* [Provided data]
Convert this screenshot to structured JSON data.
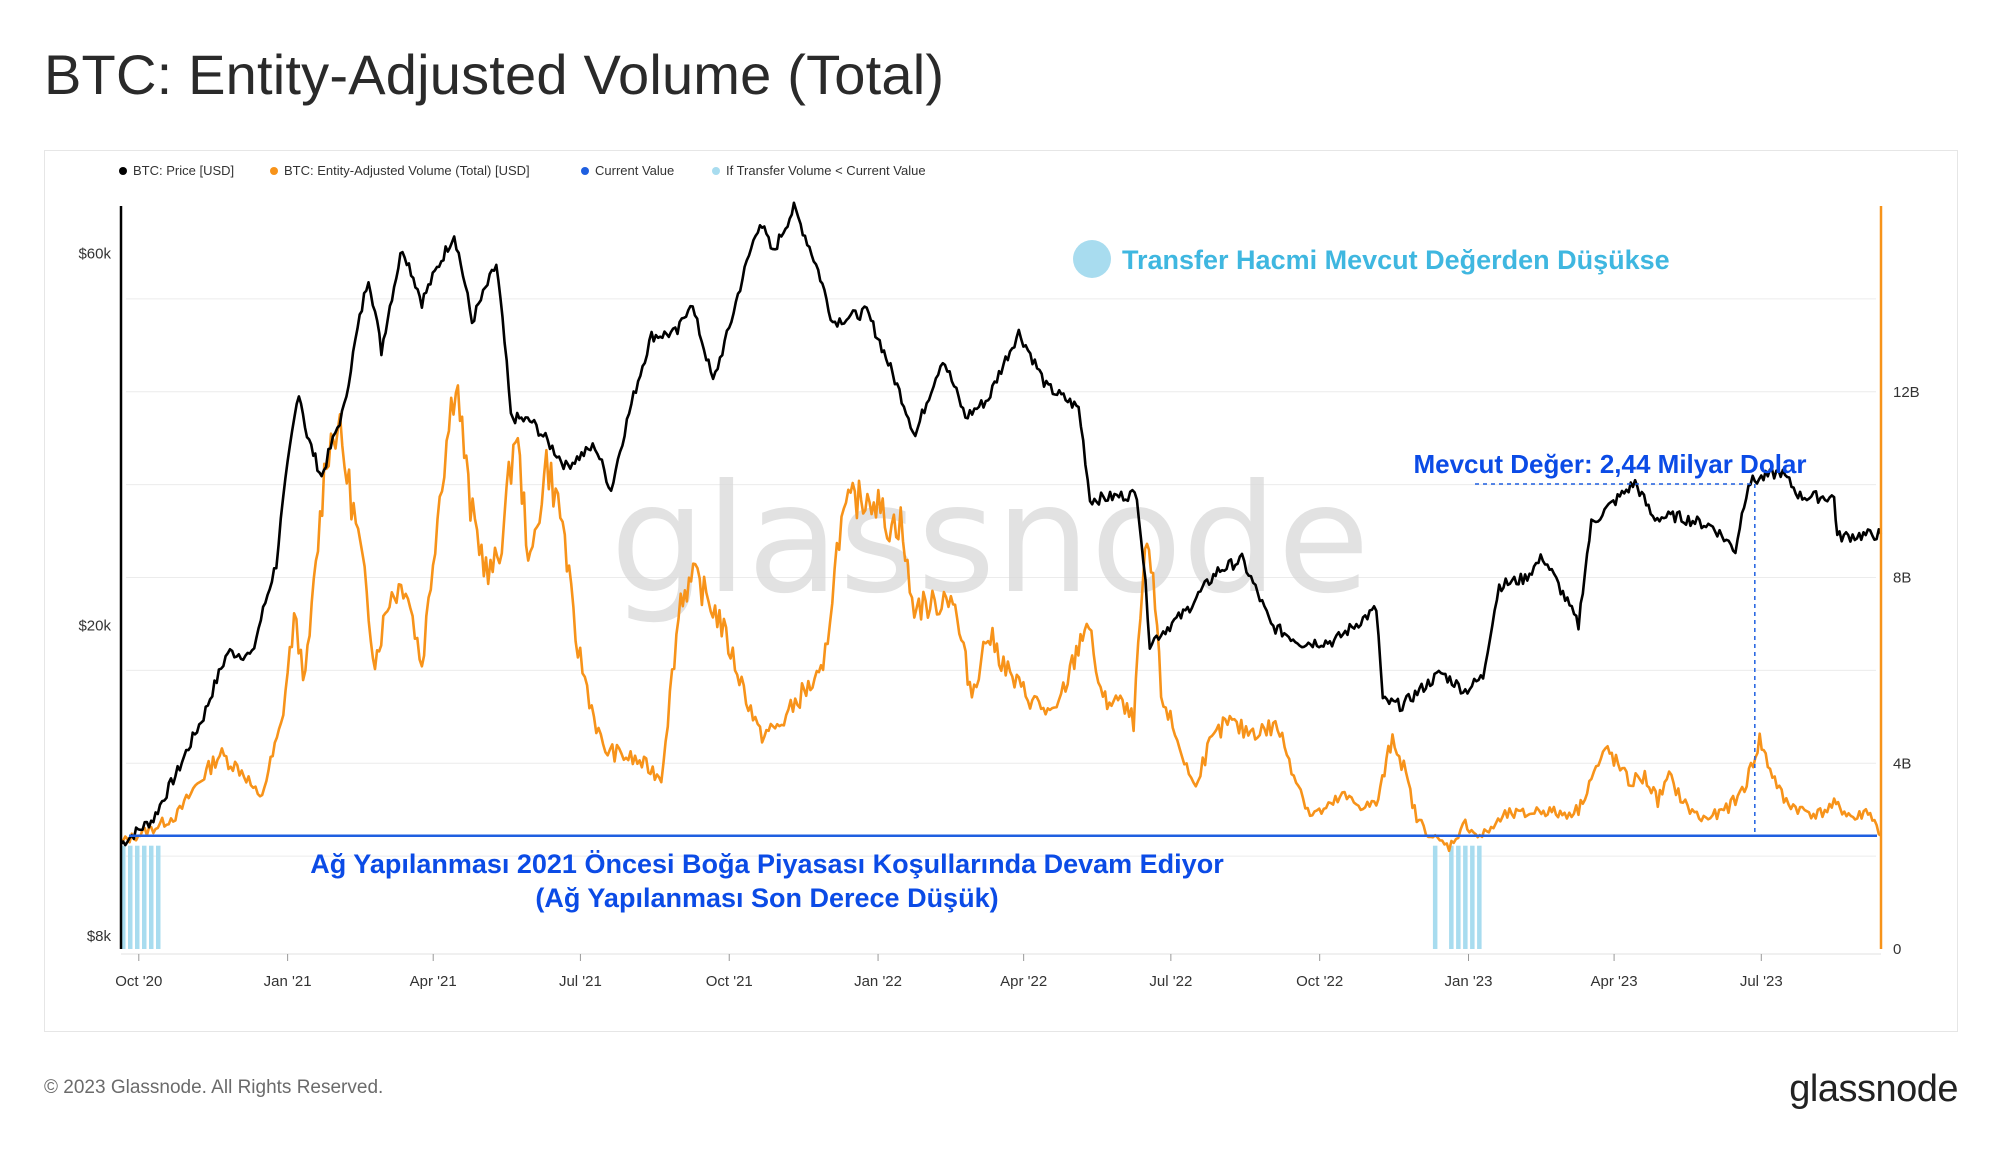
{
  "title": "BTC: Entity-Adjusted Volume (Total)",
  "footer": {
    "copyright": "© 2023 Glassnode. All Rights Reserved.",
    "logo": "glassnode"
  },
  "watermark": "glassnode",
  "colors": {
    "price": "#000000",
    "volume": "#f7931a",
    "current_value": "#1f5fe0",
    "below_current": "#a8dcef",
    "annotation_blue": "#0b4be6",
    "annotation_cyan": "#3fb7e0",
    "watermark": "#d6d6d6"
  },
  "annotations": {
    "legend_marker": "Transfer Hacmi Mevcut Değerden Düşükse",
    "current_value": "Mevcut Değer: 2,44 Milyar Dolar",
    "network_line1": "Ağ Yapılanması 2021 Öncesi Boğa Piyasası Koşullarında Devam Ediyor",
    "network_line2": "(Ağ Yapılanması Son Derece Düşük)"
  },
  "chart_data": {
    "type": "line",
    "legend": [
      {
        "label": "BTC: Price [USD]",
        "color": "#000000"
      },
      {
        "label": "BTC: Entity-Adjusted Volume (Total) [USD]",
        "color": "#f7931a"
      },
      {
        "label": "Current Value",
        "color": "#1f5fe0"
      },
      {
        "label": "If Transfer Volume < Current Value",
        "color": "#a8dcef"
      }
    ],
    "x_range": [
      "2020-09-20",
      "2023-09-13"
    ],
    "x_ticks": [
      "Oct '20",
      "Jan '21",
      "Apr '21",
      "Jul '21",
      "Oct '21",
      "Jan '22",
      "Apr '22",
      "Jul '22",
      "Oct '22",
      "Jan '23",
      "Apr '23",
      "Jul '23"
    ],
    "left_axis": {
      "scale": "log",
      "range": [
        7700,
        69000
      ],
      "ticks": [
        "$8k",
        "$20k",
        "$60k"
      ]
    },
    "right_axis": {
      "scale": "linear",
      "range": [
        0,
        16000000000
      ],
      "ticks": [
        "0",
        "4B",
        "8B",
        "12B"
      ]
    },
    "current_value": 2440000000,
    "current_value_date": "2023-06-27",
    "price": [
      [
        "2020-09-20",
        10500
      ],
      [
        "2020-10-10",
        11300
      ],
      [
        "2020-10-25",
        13000
      ],
      [
        "2020-11-10",
        15300
      ],
      [
        "2020-11-25",
        18500
      ],
      [
        "2020-12-10",
        18300
      ],
      [
        "2020-12-25",
        24000
      ],
      [
        "2021-01-08",
        40000
      ],
      [
        "2021-01-13",
        35000
      ],
      [
        "2021-01-22",
        31000
      ],
      [
        "2021-02-05",
        38000
      ],
      [
        "2021-02-20",
        56000
      ],
      [
        "2021-02-28",
        45000
      ],
      [
        "2021-03-13",
        61000
      ],
      [
        "2021-03-25",
        52000
      ],
      [
        "2021-04-14",
        63500
      ],
      [
        "2021-04-25",
        49000
      ],
      [
        "2021-05-10",
        58000
      ],
      [
        "2021-05-19",
        37000
      ],
      [
        "2021-06-01",
        36500
      ],
      [
        "2021-06-22",
        32000
      ],
      [
        "2021-07-10",
        34000
      ],
      [
        "2021-07-20",
        29800
      ],
      [
        "2021-08-14",
        47000
      ],
      [
        "2021-08-30",
        47500
      ],
      [
        "2021-09-07",
        52000
      ],
      [
        "2021-09-21",
        41000
      ],
      [
        "2021-10-01",
        48000
      ],
      [
        "2021-10-20",
        66000
      ],
      [
        "2021-10-28",
        60000
      ],
      [
        "2021-11-10",
        68500
      ],
      [
        "2021-11-25",
        57000
      ],
      [
        "2021-12-04",
        49000
      ],
      [
        "2021-12-25",
        50500
      ],
      [
        "2022-01-10",
        42000
      ],
      [
        "2022-01-24",
        35000
      ],
      [
        "2022-02-10",
        44000
      ],
      [
        "2022-02-24",
        37000
      ],
      [
        "2022-03-10",
        39000
      ],
      [
        "2022-03-29",
        47500
      ],
      [
        "2022-04-15",
        40500
      ],
      [
        "2022-05-05",
        38000
      ],
      [
        "2022-05-12",
        29000
      ],
      [
        "2022-06-10",
        29500
      ],
      [
        "2022-06-18",
        19000
      ],
      [
        "2022-07-10",
        20800
      ],
      [
        "2022-07-30",
        23500
      ],
      [
        "2022-08-14",
        24300
      ],
      [
        "2022-09-01",
        20000
      ],
      [
        "2022-09-20",
        19000
      ],
      [
        "2022-10-10",
        19100
      ],
      [
        "2022-11-05",
        21000
      ],
      [
        "2022-11-09",
        16000
      ],
      [
        "2022-11-21",
        15800
      ],
      [
        "2022-12-15",
        17400
      ],
      [
        "2022-12-30",
        16500
      ],
      [
        "2023-01-10",
        17200
      ],
      [
        "2023-01-20",
        22500
      ],
      [
        "2023-02-05",
        23000
      ],
      [
        "2023-02-16",
        24500
      ],
      [
        "2023-03-10",
        20000
      ],
      [
        "2023-03-18",
        27000
      ],
      [
        "2023-04-14",
        30500
      ],
      [
        "2023-04-25",
        27500
      ],
      [
        "2023-05-10",
        27600
      ],
      [
        "2023-06-01",
        26800
      ],
      [
        "2023-06-15",
        25000
      ],
      [
        "2023-06-23",
        30500
      ],
      [
        "2023-07-13",
        31500
      ],
      [
        "2023-07-25",
        29300
      ],
      [
        "2023-08-15",
        29200
      ],
      [
        "2023-08-17",
        26000
      ],
      [
        "2023-09-13",
        26200
      ]
    ],
    "volume": [
      [
        "2020-09-20",
        2300000000
      ],
      [
        "2020-10-10",
        2600000000
      ],
      [
        "2020-10-25",
        2900000000
      ],
      [
        "2020-11-05",
        3500000000
      ],
      [
        "2020-11-20",
        4200000000
      ],
      [
        "2020-12-05",
        3800000000
      ],
      [
        "2020-12-15",
        3200000000
      ],
      [
        "2020-12-28",
        4800000000
      ],
      [
        "2021-01-05",
        7100000000
      ],
      [
        "2021-01-12",
        5800000000
      ],
      [
        "2021-01-25",
        10700000000
      ],
      [
        "2021-02-01",
        11300000000
      ],
      [
        "2021-02-15",
        8600000000
      ],
      [
        "2021-02-24",
        6200000000
      ],
      [
        "2021-03-05",
        7600000000
      ],
      [
        "2021-03-15",
        7900000000
      ],
      [
        "2021-03-25",
        6100000000
      ],
      [
        "2021-04-05",
        9800000000
      ],
      [
        "2021-04-15",
        12400000000
      ],
      [
        "2021-04-24",
        9500000000
      ],
      [
        "2021-05-05",
        8000000000
      ],
      [
        "2021-05-12",
        8500000000
      ],
      [
        "2021-05-22",
        11200000000
      ],
      [
        "2021-05-31",
        8200000000
      ],
      [
        "2021-06-10",
        10500000000
      ],
      [
        "2021-06-20",
        9200000000
      ],
      [
        "2021-06-28",
        6700000000
      ],
      [
        "2021-07-08",
        5200000000
      ],
      [
        "2021-07-15",
        4300000000
      ],
      [
        "2021-07-25",
        4200000000
      ],
      [
        "2021-08-08",
        4000000000
      ],
      [
        "2021-08-20",
        3700000000
      ],
      [
        "2021-09-01",
        7600000000
      ],
      [
        "2021-09-10",
        8000000000
      ],
      [
        "2021-09-25",
        7100000000
      ],
      [
        "2021-10-10",
        5600000000
      ],
      [
        "2021-10-20",
        4600000000
      ],
      [
        "2021-11-01",
        4800000000
      ],
      [
        "2021-11-15",
        5500000000
      ],
      [
        "2021-11-28",
        5900000000
      ],
      [
        "2021-12-08",
        9000000000
      ],
      [
        "2021-12-15",
        9600000000
      ],
      [
        "2021-12-28",
        9800000000
      ],
      [
        "2022-01-08",
        9100000000
      ],
      [
        "2022-01-15",
        9200000000
      ],
      [
        "2022-01-22",
        7400000000
      ],
      [
        "2022-02-05",
        7400000000
      ],
      [
        "2022-02-15",
        7700000000
      ],
      [
        "2022-02-28",
        5500000000
      ],
      [
        "2022-03-10",
        6800000000
      ],
      [
        "2022-03-25",
        5800000000
      ],
      [
        "2022-04-05",
        5400000000
      ],
      [
        "2022-04-20",
        5000000000
      ],
      [
        "2022-05-01",
        6100000000
      ],
      [
        "2022-05-10",
        7100000000
      ],
      [
        "2022-05-20",
        5300000000
      ],
      [
        "2022-05-28",
        5400000000
      ],
      [
        "2022-06-08",
        4900000000
      ],
      [
        "2022-06-15",
        8500000000
      ],
      [
        "2022-06-20",
        8000000000
      ],
      [
        "2022-06-25",
        5500000000
      ],
      [
        "2022-07-05",
        4500000000
      ],
      [
        "2022-07-15",
        3500000000
      ],
      [
        "2022-07-25",
        4400000000
      ],
      [
        "2022-08-05",
        4900000000
      ],
      [
        "2022-08-15",
        4700000000
      ],
      [
        "2022-08-25",
        4700000000
      ],
      [
        "2022-09-05",
        4800000000
      ],
      [
        "2022-09-15",
        3800000000
      ],
      [
        "2022-09-25",
        2900000000
      ],
      [
        "2022-10-05",
        3000000000
      ],
      [
        "2022-10-15",
        3300000000
      ],
      [
        "2022-10-25",
        3100000000
      ],
      [
        "2022-11-05",
        3100000000
      ],
      [
        "2022-11-10",
        3800000000
      ],
      [
        "2022-11-15",
        4600000000
      ],
      [
        "2022-11-22",
        3900000000
      ],
      [
        "2022-11-30",
        2800000000
      ],
      [
        "2022-12-10",
        2400000000
      ],
      [
        "2022-12-20",
        2200000000
      ],
      [
        "2022-12-30",
        2700000000
      ],
      [
        "2023-01-08",
        2400000000
      ],
      [
        "2023-01-15",
        2600000000
      ],
      [
        "2023-01-25",
        2900000000
      ],
      [
        "2023-02-05",
        2900000000
      ],
      [
        "2023-02-15",
        3000000000
      ],
      [
        "2023-02-28",
        2900000000
      ],
      [
        "2023-03-10",
        3000000000
      ],
      [
        "2023-03-18",
        3700000000
      ],
      [
        "2023-03-28",
        4300000000
      ],
      [
        "2023-04-10",
        3600000000
      ],
      [
        "2023-04-20",
        3700000000
      ],
      [
        "2023-04-28",
        3200000000
      ],
      [
        "2023-05-05",
        3700000000
      ],
      [
        "2023-05-15",
        3100000000
      ],
      [
        "2023-05-25",
        2800000000
      ],
      [
        "2023-06-05",
        2900000000
      ],
      [
        "2023-06-15",
        3200000000
      ],
      [
        "2023-06-22",
        3600000000
      ],
      [
        "2023-06-30",
        4500000000
      ],
      [
        "2023-07-05",
        4000000000
      ],
      [
        "2023-07-15",
        3200000000
      ],
      [
        "2023-07-25",
        3000000000
      ],
      [
        "2023-08-05",
        2900000000
      ],
      [
        "2023-08-15",
        3100000000
      ],
      [
        "2023-08-20",
        3000000000
      ],
      [
        "2023-08-28",
        2800000000
      ],
      [
        "2023-09-05",
        3000000000
      ],
      [
        "2023-09-13",
        2440000000
      ]
    ],
    "below_current_periods": [
      [
        "2020-09-20",
        "2020-10-14"
      ],
      [
        "2022-12-10",
        "2022-12-14"
      ],
      [
        "2022-12-20",
        "2023-01-09"
      ]
    ]
  }
}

* [Task goal]
List each line of the records that holds the string "Total".

* [Exercise output]
  "title": "BTC: Entity-Adjusted Volume (Total)",
        "label": "BTC: Entity-Adjusted Volume (Total) [USD]",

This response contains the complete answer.